(Excerpt from a dataset)

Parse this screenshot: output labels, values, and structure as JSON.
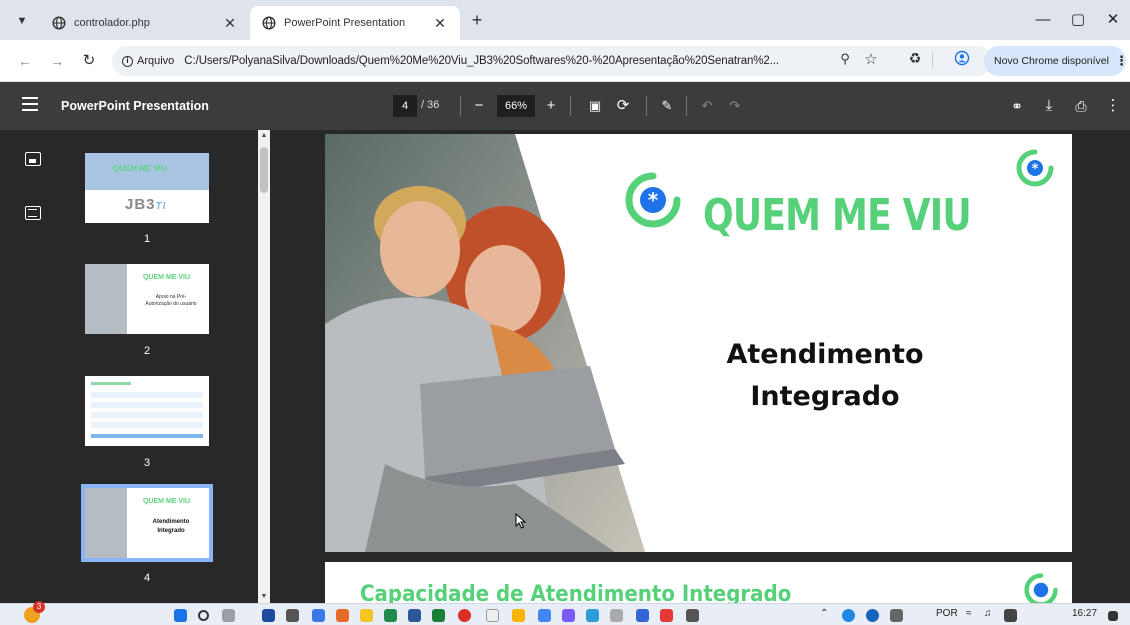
{
  "browser": {
    "tabs": [
      {
        "title": "controlador.php",
        "active": false
      },
      {
        "title": "PowerPoint Presentation",
        "active": true
      }
    ],
    "new_tab_symbol": "+",
    "window_controls": {
      "minimize": "—",
      "maximize": "▢",
      "close": "✕"
    },
    "site_info_label": "Arquivo",
    "url": "C:/Users/PolyanaSilva/Downloads/Quem%20Me%20Viu_JB3%20Softwares%20-%20Apresentação%20Senatran%2...",
    "update_button": "Novo Chrome disponível",
    "accent_color": "#8ab4f8"
  },
  "pdf_viewer": {
    "title": "PowerPoint Presentation",
    "current_page": "4",
    "page_total": "/ 36",
    "zoom": "66%",
    "thumbnails": [
      {
        "number": "1",
        "logo": "QUEM ME VIU",
        "brand": "JB3",
        "brand_suffix": "TI"
      },
      {
        "number": "2",
        "logo": "QUEM ME VIU",
        "caption": "Apoio na Pré-Autorização do usuário"
      },
      {
        "number": "3"
      },
      {
        "number": "4",
        "logo": "QUEM ME VIU",
        "caption": "Atendimento Integrado",
        "selected": true
      }
    ]
  },
  "slide": {
    "logo_text": "QUEM ME VIU",
    "heading_line1": "Atendimento",
    "heading_line2": "Integrado",
    "brand_color": "#57d07a",
    "next_slide_title": "Capacidade de Atendimento Integrado"
  },
  "taskbar": {
    "notification_count": "3",
    "language": "POR",
    "time": "16:27"
  }
}
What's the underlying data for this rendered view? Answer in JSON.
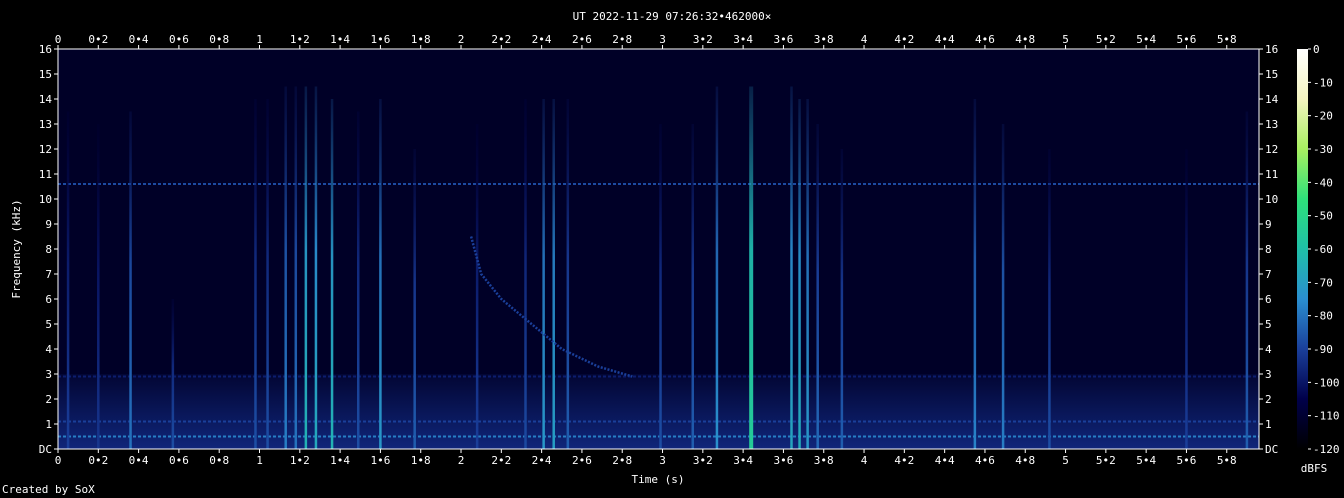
{
  "chart_data": {
    "type": "heatmap",
    "title": "UT 2022-11-29 07:26:32•462000×",
    "xlabel": "Time (s)",
    "ylabel": "Frequency (kHz)",
    "colorbar_label": "dBFS",
    "xlim": [
      0,
      5.96
    ],
    "ylim": [
      0,
      16
    ],
    "x_ticks": [
      "0",
      "0•2",
      "0•4",
      "0•6",
      "0•8",
      "1",
      "1•2",
      "1•4",
      "1•6",
      "1•8",
      "2",
      "2•2",
      "2•4",
      "2•6",
      "2•8",
      "3",
      "3•2",
      "3•4",
      "3•6",
      "3•8",
      "4",
      "4•2",
      "4•4",
      "4•6",
      "4•8",
      "5",
      "5•2",
      "5•4",
      "5•6",
      "5•8"
    ],
    "x_tick_values": [
      0,
      0.2,
      0.4,
      0.6,
      0.8,
      1,
      1.2,
      1.4,
      1.6,
      1.8,
      2,
      2.2,
      2.4,
      2.6,
      2.8,
      3,
      3.2,
      3.4,
      3.6,
      3.8,
      4,
      4.2,
      4.4,
      4.6,
      4.8,
      5,
      5.2,
      5.4,
      5.6,
      5.8
    ],
    "y_ticks": [
      "DC",
      "1",
      "2",
      "3",
      "4",
      "5",
      "6",
      "7",
      "8",
      "9",
      "10",
      "11",
      "12",
      "13",
      "14",
      "15",
      "16"
    ],
    "y_tick_values": [
      0,
      1,
      2,
      3,
      4,
      5,
      6,
      7,
      8,
      9,
      10,
      11,
      12,
      13,
      14,
      15,
      16
    ],
    "colorbar_ticks": [
      "0",
      "-10",
      "-20",
      "-30",
      "-40",
      "-50",
      "-60",
      "-70",
      "-80",
      "-90",
      "-100",
      "-110",
      "-120"
    ],
    "colorbar_values": [
      0,
      -10,
      -20,
      -30,
      -40,
      -50,
      -60,
      -70,
      -80,
      -90,
      -100,
      -110,
      -120
    ],
    "colorbar_range": [
      -120,
      0
    ],
    "colormap": [
      "#000000",
      "#00004a",
      "#1a3f9a",
      "#2a8fd0",
      "#1fbfa8",
      "#2ee07a",
      "#a8f060",
      "#f4f4c0",
      "#ffffff"
    ],
    "background_level_dbfs": -112,
    "low_freq_band": {
      "freq_range_khz": [
        0,
        3
      ],
      "level_dbfs": -96
    },
    "horizontal_lines": [
      {
        "freq_khz": 10.6,
        "level_dbfs": -88
      },
      {
        "freq_khz": 0.5,
        "level_dbfs": -78
      },
      {
        "freq_khz": 1.1,
        "level_dbfs": -90
      },
      {
        "freq_khz": 2.9,
        "level_dbfs": -98
      }
    ],
    "events": [
      {
        "t": 0.05,
        "f_top": 13.5,
        "level_dbfs": -98
      },
      {
        "t": 0.2,
        "f_top": 13.0,
        "level_dbfs": -100
      },
      {
        "t": 0.36,
        "f_top": 13.5,
        "level_dbfs": -88
      },
      {
        "t": 0.57,
        "f_top": 6.0,
        "level_dbfs": -95
      },
      {
        "t": 0.98,
        "f_top": 14.0,
        "level_dbfs": -95
      },
      {
        "t": 1.04,
        "f_top": 14.0,
        "level_dbfs": -95
      },
      {
        "t": 1.13,
        "f_top": 14.5,
        "level_dbfs": -86
      },
      {
        "t": 1.18,
        "f_top": 14.5,
        "level_dbfs": -88
      },
      {
        "t": 1.23,
        "f_top": 14.5,
        "level_dbfs": -72
      },
      {
        "t": 1.28,
        "f_top": 14.5,
        "level_dbfs": -75
      },
      {
        "t": 1.36,
        "f_top": 14.0,
        "level_dbfs": -72
      },
      {
        "t": 1.49,
        "f_top": 13.5,
        "level_dbfs": -95
      },
      {
        "t": 1.6,
        "f_top": 14.0,
        "level_dbfs": -80
      },
      {
        "t": 1.77,
        "f_top": 12.0,
        "level_dbfs": -92
      },
      {
        "t": 2.08,
        "f_top": 13.0,
        "level_dbfs": -98
      },
      {
        "t": 2.32,
        "f_top": 14.0,
        "level_dbfs": -96
      },
      {
        "t": 2.41,
        "f_top": 14.0,
        "level_dbfs": -80
      },
      {
        "t": 2.46,
        "f_top": 14.0,
        "level_dbfs": -78
      },
      {
        "t": 2.53,
        "f_top": 14.0,
        "level_dbfs": -92
      },
      {
        "t": 2.99,
        "f_top": 13.0,
        "level_dbfs": -95
      },
      {
        "t": 3.15,
        "f_top": 13.0,
        "level_dbfs": -92
      },
      {
        "t": 3.27,
        "f_top": 14.5,
        "level_dbfs": -82
      },
      {
        "t": 3.44,
        "f_top": 14.5,
        "level_dbfs": -62
      },
      {
        "t": 3.64,
        "f_top": 14.5,
        "level_dbfs": -76
      },
      {
        "t": 3.68,
        "f_top": 14.0,
        "level_dbfs": -74
      },
      {
        "t": 3.72,
        "f_top": 14.0,
        "level_dbfs": -80
      },
      {
        "t": 3.77,
        "f_top": 13.0,
        "level_dbfs": -90
      },
      {
        "t": 3.89,
        "f_top": 12.0,
        "level_dbfs": -92
      },
      {
        "t": 4.55,
        "f_top": 14.0,
        "level_dbfs": -85
      },
      {
        "t": 4.69,
        "f_top": 13.0,
        "level_dbfs": -86
      },
      {
        "t": 4.92,
        "f_top": 12.0,
        "level_dbfs": -95
      },
      {
        "t": 5.6,
        "f_top": 12.0,
        "level_dbfs": -98
      },
      {
        "t": 5.9,
        "f_top": 13.5,
        "level_dbfs": -92
      }
    ],
    "sweep": {
      "points": [
        [
          2.05,
          8.5
        ],
        [
          2.1,
          7.0
        ],
        [
          2.2,
          6.0
        ],
        [
          2.35,
          5.0
        ],
        [
          2.5,
          4.0
        ],
        [
          2.68,
          3.3
        ],
        [
          2.85,
          2.9
        ]
      ],
      "level_dbfs": -90
    }
  }
}
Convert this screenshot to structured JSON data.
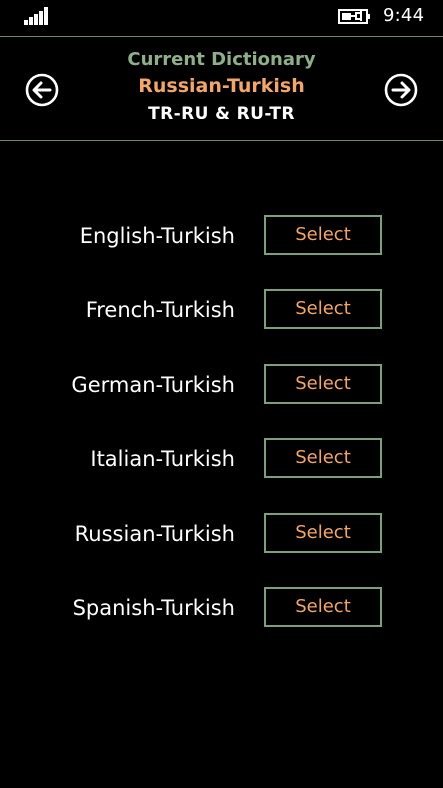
{
  "status_bar": {
    "time": "9:44",
    "signal_icon": "signal-strength-icon",
    "battery_icon": "battery-charging-icon"
  },
  "header": {
    "caption": "Current Dictionary",
    "current_dictionary": "Russian-Turkish",
    "language_codes": "TR-RU & RU-TR",
    "back_icon": "arrow-left-circle-icon",
    "forward_icon": "arrow-right-circle-icon"
  },
  "dictionaries": [
    {
      "label": "English-Turkish",
      "button": "Select"
    },
    {
      "label": "French-Turkish",
      "button": "Select"
    },
    {
      "label": "German-Turkish",
      "button": "Select"
    },
    {
      "label": "Italian-Turkish",
      "button": "Select"
    },
    {
      "label": "Russian-Turkish",
      "button": "Select"
    },
    {
      "label": "Spanish-Turkish",
      "button": "Select"
    }
  ],
  "colors": {
    "background": "#000000",
    "caption_green": "#8fae8a",
    "accent_orange": "#f2a66c",
    "button_border": "#7f9f7c",
    "rule_line": "#6e8a6e"
  }
}
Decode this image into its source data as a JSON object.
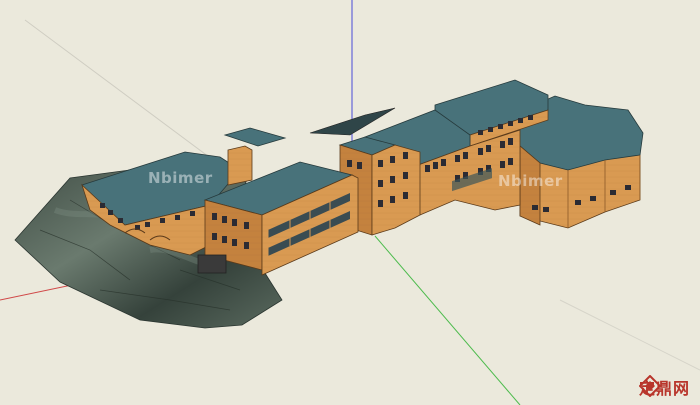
{
  "watermarks": {
    "left": "Nbimer",
    "right": "Nbimer"
  },
  "brand": {
    "name": "定鼎网",
    "icon": "diamond-logo-icon",
    "color": "#b8352b"
  },
  "colors": {
    "background": "#ebe9dc",
    "brick_front": "#d99a52",
    "brick_side": "#c4823e",
    "roof": "#48727a",
    "terrain": "#4a5a50",
    "axis_red": "#d04848",
    "axis_green": "#4cbb4c",
    "axis_blue": "#4a4ad8"
  }
}
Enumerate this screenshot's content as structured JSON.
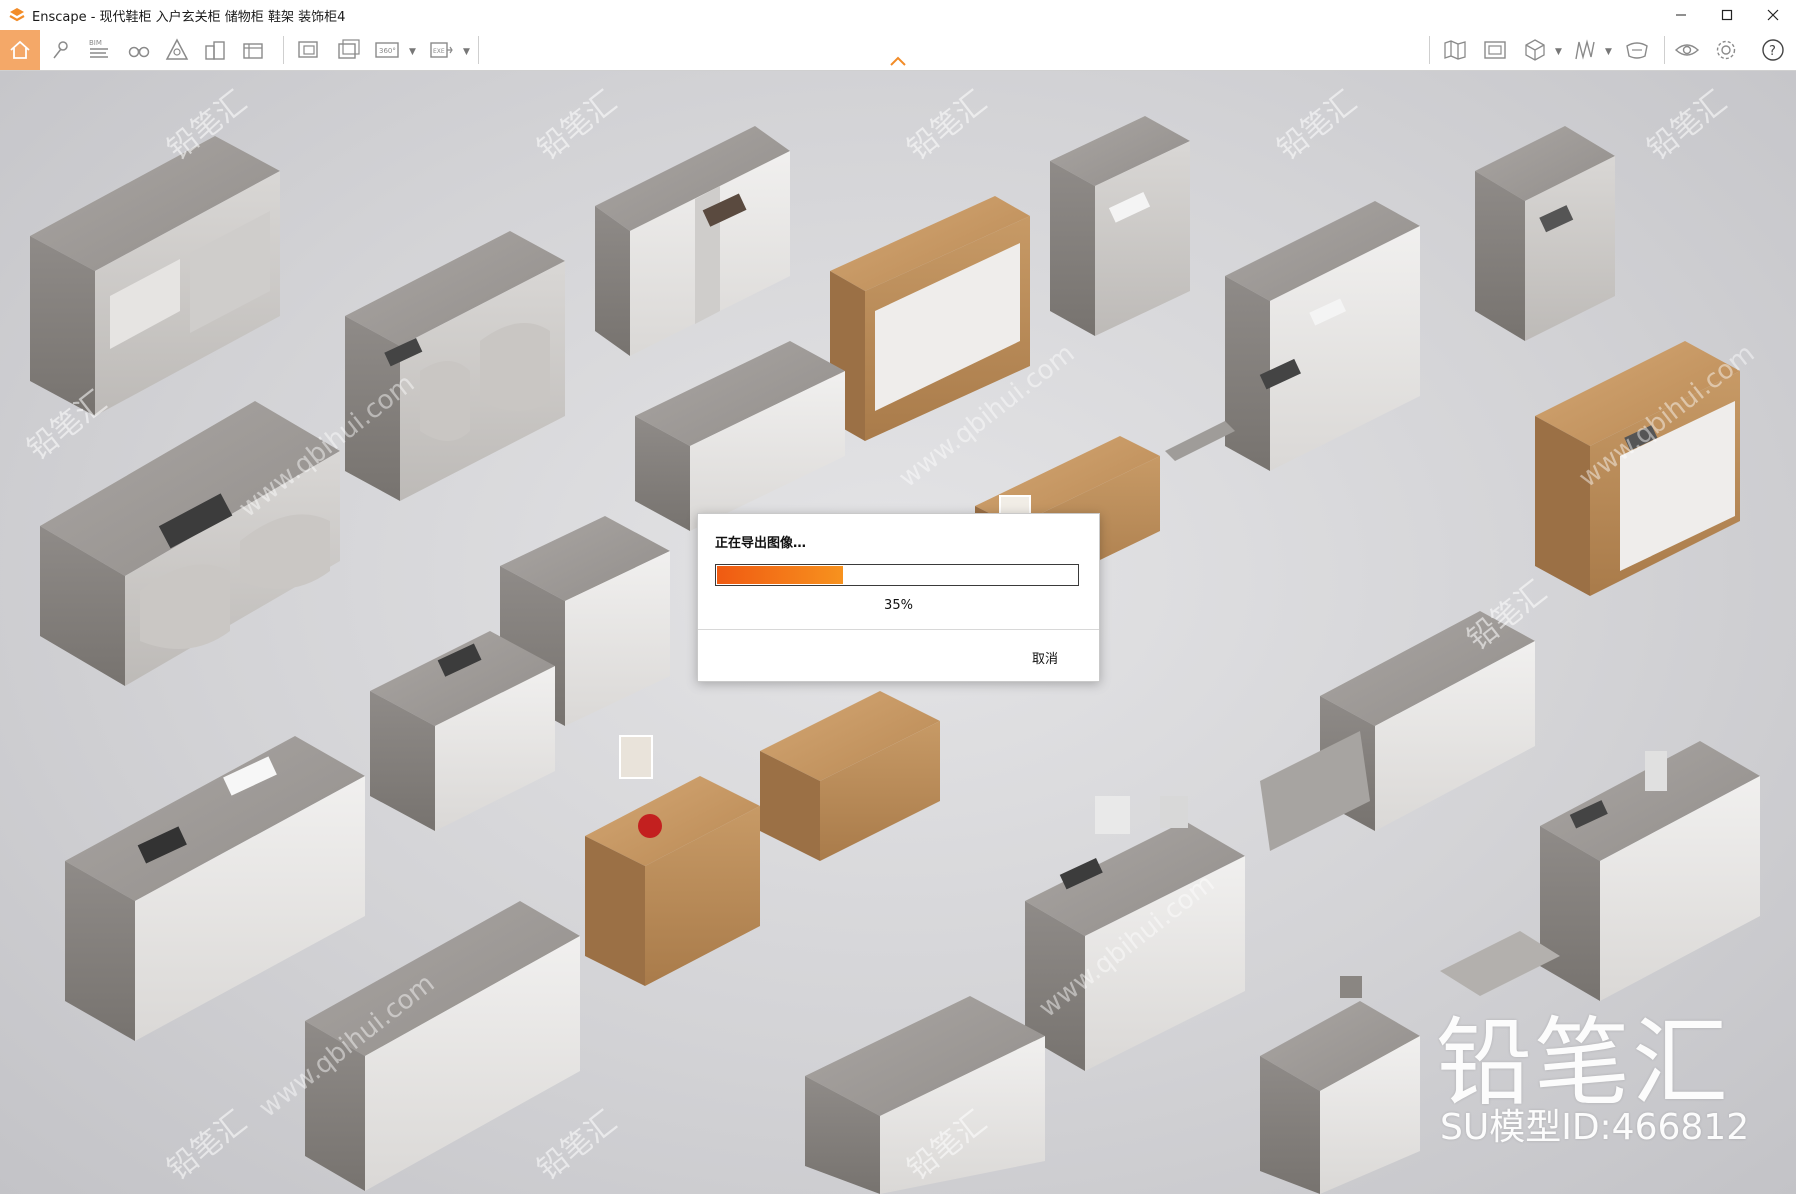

→ Task directions:
Write out every line from the entries where "arrow" appears.

→ Expected output:
    "back_icon": "arrow-left-circle-icon",
    "forward_icon": "arrow-right-circle-icon"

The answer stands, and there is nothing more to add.